Centre of Adivasi Health (CAH)
Introduction
The Centre of Adivasi Health (CAH) envisions to serve as a community-rooted platform that advances Adivasi (Indigenous Communities) health through ethical research, inclusive public health practice, and the amplification of Adivasi voices and leadership in policy and academic discourse. CAH builds on over a decade of field based research and engagement beginning with participatory action research with the Soliga community on maternal health and strengthened through Towards Health Equity and Transformative Action on Tribal Health (THETA), Advancing Equity In Decision Making (AdEquAte), Centre for Training, Research, and Innovation in Tribal Health (CTRITH), IKYATHE, and First Mile. While not geographically constrained CAH’s current focus is in the Karnataka-Tamil Nadu-Kerala tri-junction and will foster strategic collaborations in Northeast and Central India.
Mission
Bridge the gap between public health research, practice and policy in Adivasi health through evidence-informed public and policy engagement.
Build community and discourse (i.e. field building) on Adivasi health and amplify Adivasi voices, gaze and Adivasi leadership in public health discourses.
Develop long-term social justice-informed relationships among researchers, practitioners, and Adivasi people.

Themes/Work Areas
Community-rooted ethical research
By conducting research CAH builds evidence for advocating for health system change and promote Adivasi scholarship and long-term knowledge generation.
Culturally grounded health practice models
By offering direct services CAH is improving field-level health systems based in Adivasi contexts, integrating research and practice, and providing culturally grounded care to address unmet health needs.
Strengthening Adivasi leadership in health
Capacity building and leadership is core to CAH's vision of co-leadership and epistemological justice. They anchor long-term sustainability and accountability to communities...

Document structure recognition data
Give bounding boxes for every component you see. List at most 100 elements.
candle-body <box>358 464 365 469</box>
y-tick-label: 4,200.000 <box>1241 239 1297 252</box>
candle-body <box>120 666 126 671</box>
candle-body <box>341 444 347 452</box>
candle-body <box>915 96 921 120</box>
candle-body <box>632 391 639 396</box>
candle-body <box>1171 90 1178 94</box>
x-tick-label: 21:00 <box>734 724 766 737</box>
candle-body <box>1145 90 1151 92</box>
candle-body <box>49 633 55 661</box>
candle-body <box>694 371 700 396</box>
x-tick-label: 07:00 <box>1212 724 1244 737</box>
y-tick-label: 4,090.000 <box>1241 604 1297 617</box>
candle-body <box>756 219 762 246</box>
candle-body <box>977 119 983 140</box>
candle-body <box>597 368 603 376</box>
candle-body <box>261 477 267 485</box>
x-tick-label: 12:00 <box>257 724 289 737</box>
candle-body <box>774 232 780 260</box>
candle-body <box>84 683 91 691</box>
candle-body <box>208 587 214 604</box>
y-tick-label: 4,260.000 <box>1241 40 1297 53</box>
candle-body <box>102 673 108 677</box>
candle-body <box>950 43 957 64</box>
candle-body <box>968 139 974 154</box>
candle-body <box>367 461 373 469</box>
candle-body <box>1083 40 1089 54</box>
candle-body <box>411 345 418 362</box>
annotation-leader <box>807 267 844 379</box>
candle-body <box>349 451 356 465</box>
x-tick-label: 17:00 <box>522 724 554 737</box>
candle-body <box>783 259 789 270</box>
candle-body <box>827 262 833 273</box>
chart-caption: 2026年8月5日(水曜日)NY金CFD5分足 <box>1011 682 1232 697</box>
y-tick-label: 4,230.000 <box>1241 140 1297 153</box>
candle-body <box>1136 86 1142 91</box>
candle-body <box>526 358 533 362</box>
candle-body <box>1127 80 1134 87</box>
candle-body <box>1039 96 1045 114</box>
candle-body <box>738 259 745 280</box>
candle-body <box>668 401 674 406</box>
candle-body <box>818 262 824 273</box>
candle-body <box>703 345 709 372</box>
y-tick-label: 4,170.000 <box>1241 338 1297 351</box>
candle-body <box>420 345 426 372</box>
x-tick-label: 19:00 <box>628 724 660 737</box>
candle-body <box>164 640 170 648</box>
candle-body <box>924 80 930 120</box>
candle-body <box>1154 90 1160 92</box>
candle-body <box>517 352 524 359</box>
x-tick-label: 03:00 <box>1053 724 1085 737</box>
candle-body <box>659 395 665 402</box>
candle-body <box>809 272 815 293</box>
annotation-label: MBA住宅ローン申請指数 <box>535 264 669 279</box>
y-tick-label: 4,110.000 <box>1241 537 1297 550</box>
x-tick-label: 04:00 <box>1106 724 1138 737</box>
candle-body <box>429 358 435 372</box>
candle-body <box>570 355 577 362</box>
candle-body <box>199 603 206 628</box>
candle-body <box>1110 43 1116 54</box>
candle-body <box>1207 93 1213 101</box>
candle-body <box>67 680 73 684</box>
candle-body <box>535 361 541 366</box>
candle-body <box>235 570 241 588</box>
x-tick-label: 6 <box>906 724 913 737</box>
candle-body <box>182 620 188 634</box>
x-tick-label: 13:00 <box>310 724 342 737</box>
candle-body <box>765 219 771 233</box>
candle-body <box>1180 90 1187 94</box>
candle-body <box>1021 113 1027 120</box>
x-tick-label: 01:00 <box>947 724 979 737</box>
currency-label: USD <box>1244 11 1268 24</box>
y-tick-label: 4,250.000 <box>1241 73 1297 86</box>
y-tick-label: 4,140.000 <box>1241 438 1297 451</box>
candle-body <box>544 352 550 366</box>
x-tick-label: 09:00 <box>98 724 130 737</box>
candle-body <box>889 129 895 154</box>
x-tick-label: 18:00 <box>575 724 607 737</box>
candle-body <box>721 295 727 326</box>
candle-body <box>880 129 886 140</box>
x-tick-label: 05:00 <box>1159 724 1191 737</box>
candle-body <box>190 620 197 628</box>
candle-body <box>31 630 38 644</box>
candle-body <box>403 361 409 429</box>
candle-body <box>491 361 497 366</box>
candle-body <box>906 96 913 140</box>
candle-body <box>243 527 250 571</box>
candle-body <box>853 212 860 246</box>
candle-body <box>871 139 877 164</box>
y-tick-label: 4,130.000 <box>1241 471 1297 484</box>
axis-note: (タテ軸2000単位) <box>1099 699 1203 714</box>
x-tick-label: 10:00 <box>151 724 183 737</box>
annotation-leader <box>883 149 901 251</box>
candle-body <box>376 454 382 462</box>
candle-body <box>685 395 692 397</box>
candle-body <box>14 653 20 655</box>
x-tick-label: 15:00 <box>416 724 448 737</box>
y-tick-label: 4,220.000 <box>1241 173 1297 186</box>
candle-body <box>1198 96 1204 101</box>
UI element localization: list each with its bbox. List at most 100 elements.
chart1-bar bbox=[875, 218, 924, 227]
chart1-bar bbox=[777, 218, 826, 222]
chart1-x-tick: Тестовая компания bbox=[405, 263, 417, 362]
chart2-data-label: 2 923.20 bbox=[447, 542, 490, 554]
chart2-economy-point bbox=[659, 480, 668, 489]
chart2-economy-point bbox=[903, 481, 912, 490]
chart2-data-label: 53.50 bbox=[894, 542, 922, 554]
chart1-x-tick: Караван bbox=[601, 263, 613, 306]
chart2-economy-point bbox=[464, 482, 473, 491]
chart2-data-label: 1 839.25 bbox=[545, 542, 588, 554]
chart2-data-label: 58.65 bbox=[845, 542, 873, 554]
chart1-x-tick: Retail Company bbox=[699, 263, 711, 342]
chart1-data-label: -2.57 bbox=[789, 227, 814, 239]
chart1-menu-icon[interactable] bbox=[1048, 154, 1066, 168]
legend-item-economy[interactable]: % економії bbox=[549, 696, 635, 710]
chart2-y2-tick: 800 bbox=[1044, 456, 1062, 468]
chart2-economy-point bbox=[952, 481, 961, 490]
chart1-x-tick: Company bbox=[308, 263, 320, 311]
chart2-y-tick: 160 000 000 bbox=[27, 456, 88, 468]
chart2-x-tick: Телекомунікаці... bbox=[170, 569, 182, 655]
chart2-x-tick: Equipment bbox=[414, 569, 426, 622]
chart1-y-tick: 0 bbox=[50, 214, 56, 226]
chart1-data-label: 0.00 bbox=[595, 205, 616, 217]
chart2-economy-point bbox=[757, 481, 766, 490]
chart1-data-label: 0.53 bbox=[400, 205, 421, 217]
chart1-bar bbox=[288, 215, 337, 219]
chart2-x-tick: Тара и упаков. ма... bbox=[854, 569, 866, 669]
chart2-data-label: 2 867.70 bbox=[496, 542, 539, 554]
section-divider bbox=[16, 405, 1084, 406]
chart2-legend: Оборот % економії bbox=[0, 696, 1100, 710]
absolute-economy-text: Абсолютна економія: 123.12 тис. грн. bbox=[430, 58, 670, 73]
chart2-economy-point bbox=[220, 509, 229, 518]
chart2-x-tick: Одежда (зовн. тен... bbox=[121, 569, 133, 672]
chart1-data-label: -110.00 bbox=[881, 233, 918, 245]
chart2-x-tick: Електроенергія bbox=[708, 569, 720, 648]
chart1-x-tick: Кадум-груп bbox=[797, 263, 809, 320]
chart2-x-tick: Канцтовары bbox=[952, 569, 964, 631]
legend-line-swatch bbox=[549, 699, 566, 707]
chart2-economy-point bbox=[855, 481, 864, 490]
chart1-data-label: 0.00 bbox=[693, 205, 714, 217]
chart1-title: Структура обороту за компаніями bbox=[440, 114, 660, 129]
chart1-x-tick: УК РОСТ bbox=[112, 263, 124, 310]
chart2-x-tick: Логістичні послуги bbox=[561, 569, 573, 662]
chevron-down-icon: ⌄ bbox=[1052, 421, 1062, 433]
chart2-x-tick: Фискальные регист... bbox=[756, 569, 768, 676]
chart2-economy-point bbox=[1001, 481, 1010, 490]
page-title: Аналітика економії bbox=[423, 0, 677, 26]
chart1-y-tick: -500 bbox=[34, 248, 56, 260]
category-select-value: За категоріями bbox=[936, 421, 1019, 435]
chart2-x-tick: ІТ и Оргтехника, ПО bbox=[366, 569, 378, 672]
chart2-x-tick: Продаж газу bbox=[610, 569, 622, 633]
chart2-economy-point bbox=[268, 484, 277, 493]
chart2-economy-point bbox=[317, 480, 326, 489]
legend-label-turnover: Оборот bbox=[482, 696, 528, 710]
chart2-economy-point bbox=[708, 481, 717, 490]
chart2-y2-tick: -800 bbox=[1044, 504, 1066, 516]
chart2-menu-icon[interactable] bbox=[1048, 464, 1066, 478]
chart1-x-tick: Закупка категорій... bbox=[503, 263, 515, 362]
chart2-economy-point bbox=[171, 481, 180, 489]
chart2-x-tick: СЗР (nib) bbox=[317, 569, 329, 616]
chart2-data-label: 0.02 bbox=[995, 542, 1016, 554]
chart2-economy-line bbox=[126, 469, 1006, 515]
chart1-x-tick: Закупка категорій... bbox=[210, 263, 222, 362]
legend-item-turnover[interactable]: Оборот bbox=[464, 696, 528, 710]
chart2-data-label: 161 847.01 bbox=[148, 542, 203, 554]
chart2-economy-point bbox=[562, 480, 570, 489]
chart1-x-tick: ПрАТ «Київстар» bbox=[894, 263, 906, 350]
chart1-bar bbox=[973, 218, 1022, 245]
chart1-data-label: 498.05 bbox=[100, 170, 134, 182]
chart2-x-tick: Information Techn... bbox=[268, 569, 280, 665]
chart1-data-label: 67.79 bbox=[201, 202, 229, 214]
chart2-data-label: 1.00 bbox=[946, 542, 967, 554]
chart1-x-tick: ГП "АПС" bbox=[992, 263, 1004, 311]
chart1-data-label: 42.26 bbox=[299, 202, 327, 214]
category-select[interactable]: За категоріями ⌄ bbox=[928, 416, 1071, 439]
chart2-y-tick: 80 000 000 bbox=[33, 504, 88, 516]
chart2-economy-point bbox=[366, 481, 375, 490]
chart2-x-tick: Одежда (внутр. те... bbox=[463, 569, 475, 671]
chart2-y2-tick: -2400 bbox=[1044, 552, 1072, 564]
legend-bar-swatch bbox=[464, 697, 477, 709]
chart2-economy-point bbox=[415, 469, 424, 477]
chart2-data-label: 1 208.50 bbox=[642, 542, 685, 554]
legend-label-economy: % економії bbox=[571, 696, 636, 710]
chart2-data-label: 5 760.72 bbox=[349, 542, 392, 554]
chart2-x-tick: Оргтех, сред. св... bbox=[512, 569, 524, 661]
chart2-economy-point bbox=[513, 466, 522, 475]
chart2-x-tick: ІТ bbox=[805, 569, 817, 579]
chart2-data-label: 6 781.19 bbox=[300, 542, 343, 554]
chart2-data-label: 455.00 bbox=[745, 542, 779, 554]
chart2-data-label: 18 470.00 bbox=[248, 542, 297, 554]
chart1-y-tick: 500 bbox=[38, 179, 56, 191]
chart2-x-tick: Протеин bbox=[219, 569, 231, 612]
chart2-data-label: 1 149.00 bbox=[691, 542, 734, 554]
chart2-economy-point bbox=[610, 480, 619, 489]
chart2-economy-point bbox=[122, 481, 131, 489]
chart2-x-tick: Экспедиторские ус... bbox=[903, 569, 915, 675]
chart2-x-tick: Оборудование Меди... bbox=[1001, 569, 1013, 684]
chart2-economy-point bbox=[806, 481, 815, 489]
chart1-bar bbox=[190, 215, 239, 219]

Exercise objective
In the text on the Centre of Adivasi Health, list every initiative named after the words "strengthened through."

Task output
- Towards Health Equity and Transformative Action on Tribal Health (THETA)
- Advancing Equity In Decision Making (AdEquAte)
- Centre for Training, Research, and Innovation in Tribal Health (CTRITH)
- IKYATHE
- First Mile